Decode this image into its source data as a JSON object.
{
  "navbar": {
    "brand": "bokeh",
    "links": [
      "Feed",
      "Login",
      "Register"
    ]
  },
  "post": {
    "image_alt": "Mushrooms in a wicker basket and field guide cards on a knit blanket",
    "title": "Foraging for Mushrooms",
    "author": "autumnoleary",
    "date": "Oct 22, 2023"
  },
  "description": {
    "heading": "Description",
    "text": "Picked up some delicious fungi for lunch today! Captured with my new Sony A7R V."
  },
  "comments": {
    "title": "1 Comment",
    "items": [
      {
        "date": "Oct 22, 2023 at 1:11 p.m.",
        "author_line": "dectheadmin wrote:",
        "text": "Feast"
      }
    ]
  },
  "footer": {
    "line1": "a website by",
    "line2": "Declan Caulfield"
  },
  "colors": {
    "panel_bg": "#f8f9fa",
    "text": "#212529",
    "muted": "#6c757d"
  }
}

...

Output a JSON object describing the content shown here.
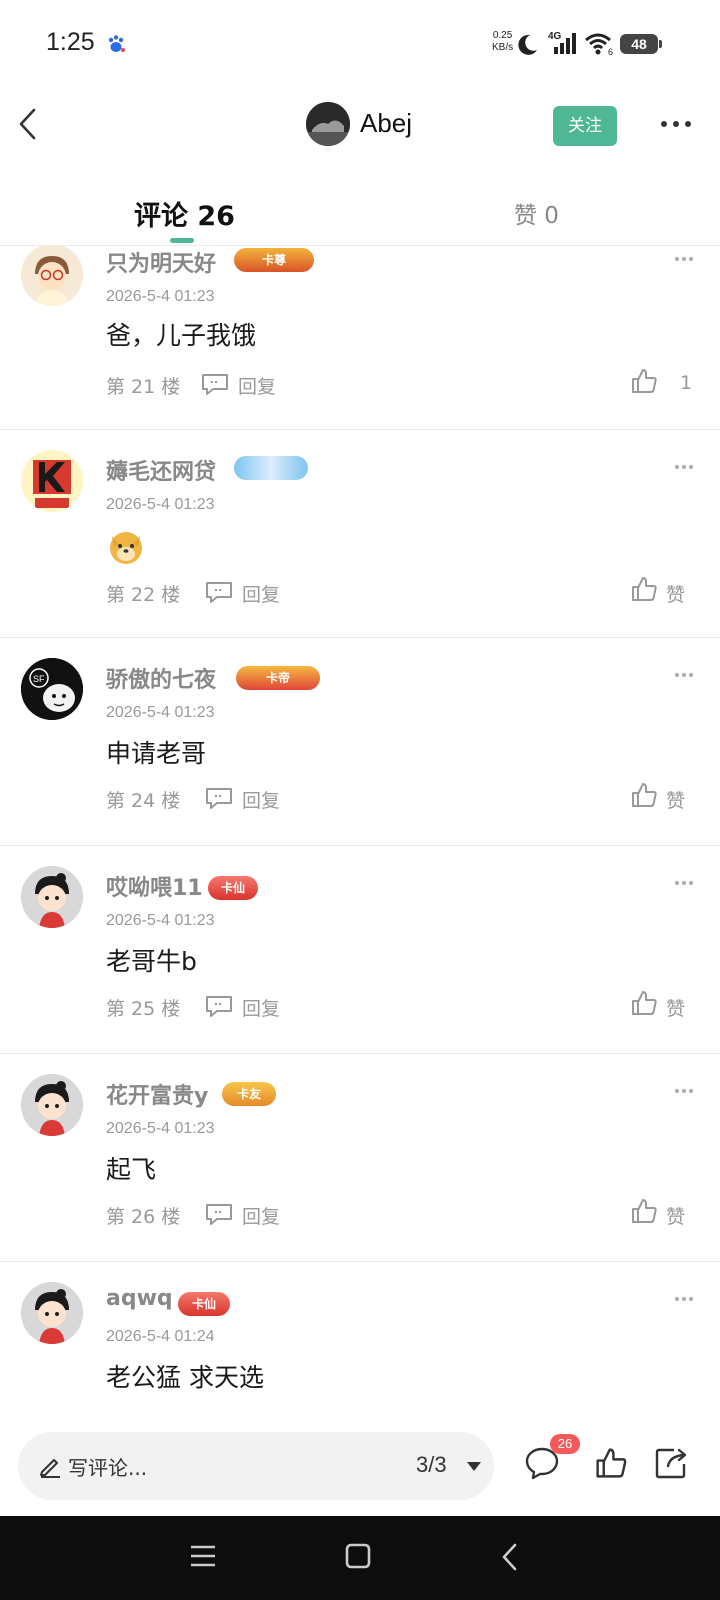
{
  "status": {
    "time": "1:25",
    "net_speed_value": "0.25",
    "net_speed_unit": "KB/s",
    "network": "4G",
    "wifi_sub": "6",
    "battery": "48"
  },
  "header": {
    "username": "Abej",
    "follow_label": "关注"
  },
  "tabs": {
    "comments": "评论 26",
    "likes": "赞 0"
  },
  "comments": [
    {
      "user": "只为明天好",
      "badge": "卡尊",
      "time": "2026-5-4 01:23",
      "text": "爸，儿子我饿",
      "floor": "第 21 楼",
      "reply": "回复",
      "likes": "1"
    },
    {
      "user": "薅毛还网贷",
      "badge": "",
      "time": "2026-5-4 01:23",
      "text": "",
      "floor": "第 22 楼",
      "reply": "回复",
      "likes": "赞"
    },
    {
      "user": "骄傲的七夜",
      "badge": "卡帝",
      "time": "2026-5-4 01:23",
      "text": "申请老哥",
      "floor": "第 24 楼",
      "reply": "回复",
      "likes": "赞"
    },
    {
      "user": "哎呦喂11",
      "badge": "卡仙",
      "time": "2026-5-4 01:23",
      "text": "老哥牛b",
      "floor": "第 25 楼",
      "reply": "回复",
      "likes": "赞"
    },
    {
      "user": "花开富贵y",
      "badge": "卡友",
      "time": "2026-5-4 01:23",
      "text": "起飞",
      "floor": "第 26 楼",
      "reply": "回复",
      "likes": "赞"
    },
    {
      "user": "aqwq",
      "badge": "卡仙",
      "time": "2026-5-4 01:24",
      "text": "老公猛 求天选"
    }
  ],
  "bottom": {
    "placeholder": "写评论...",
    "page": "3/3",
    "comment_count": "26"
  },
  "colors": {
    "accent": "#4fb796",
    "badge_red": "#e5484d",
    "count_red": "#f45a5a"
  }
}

--

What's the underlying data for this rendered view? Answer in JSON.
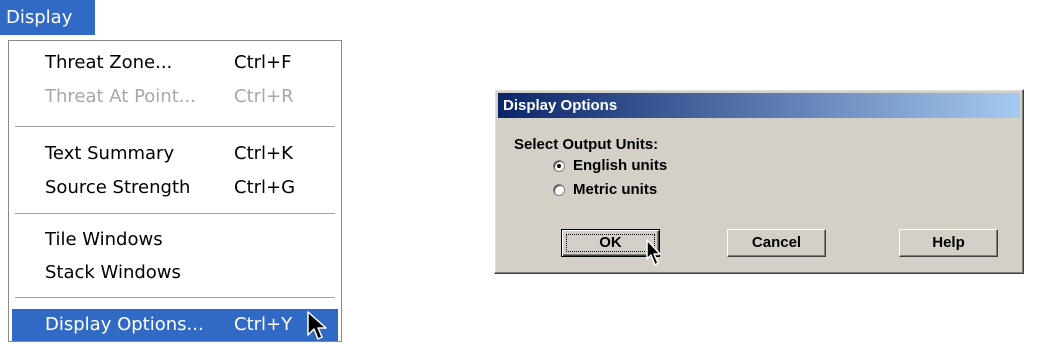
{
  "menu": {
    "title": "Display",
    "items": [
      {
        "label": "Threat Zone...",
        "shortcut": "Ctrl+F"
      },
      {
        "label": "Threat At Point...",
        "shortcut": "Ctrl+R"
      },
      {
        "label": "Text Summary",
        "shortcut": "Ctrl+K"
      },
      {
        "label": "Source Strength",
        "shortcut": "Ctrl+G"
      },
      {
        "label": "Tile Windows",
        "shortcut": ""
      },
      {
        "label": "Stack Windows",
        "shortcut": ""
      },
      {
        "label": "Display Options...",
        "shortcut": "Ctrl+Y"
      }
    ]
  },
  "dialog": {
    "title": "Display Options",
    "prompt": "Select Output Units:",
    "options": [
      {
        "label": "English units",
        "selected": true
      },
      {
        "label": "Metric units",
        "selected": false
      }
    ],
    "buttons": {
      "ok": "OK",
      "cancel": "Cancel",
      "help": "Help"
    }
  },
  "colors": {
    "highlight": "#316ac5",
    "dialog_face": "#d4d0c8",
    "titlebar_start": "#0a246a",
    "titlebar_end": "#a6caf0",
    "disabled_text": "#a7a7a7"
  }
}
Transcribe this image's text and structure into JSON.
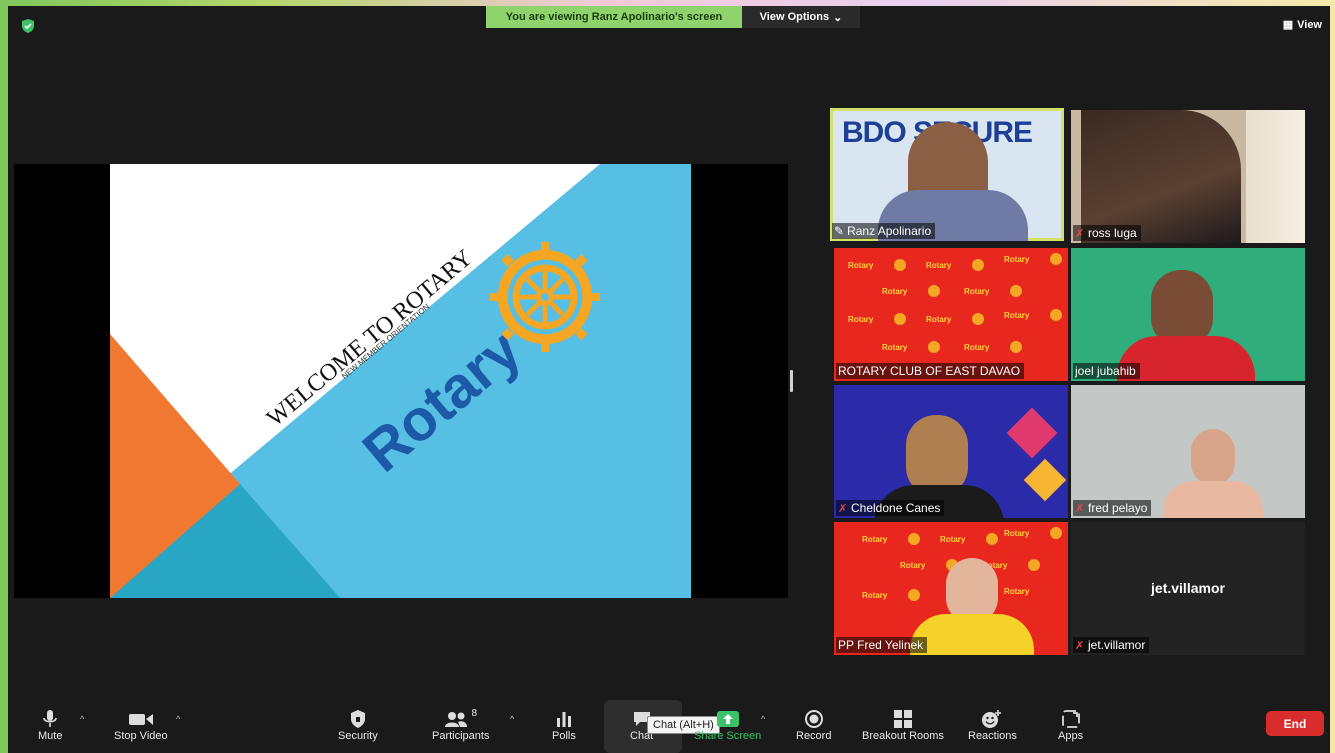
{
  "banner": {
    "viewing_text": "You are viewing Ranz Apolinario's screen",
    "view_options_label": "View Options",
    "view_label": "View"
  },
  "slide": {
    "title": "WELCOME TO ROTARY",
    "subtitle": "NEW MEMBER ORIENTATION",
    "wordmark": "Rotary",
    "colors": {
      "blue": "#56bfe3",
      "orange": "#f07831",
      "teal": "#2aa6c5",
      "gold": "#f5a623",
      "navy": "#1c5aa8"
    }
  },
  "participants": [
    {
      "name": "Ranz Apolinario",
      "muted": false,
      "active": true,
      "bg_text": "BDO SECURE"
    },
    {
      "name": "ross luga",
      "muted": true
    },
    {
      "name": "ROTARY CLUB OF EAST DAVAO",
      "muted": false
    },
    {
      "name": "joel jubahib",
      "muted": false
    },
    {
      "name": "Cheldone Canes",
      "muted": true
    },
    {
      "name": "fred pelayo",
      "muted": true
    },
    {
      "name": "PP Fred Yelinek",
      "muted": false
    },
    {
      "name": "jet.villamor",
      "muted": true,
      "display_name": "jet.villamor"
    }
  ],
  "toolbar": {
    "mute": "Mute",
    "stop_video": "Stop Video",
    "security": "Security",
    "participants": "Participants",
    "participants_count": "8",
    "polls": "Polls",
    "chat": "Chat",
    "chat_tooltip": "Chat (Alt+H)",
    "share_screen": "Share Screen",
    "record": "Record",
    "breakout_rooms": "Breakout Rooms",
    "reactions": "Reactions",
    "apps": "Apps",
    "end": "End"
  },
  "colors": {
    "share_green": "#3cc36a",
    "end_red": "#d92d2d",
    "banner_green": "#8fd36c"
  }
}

> [What you need to do]: Check every line of the data, and copy the ones that contain "Ranz".

> [Result of this exercise]:
    "viewing_text": "You are viewing Ranz Apolinario's screen",
      "name": "Ranz Apolinario",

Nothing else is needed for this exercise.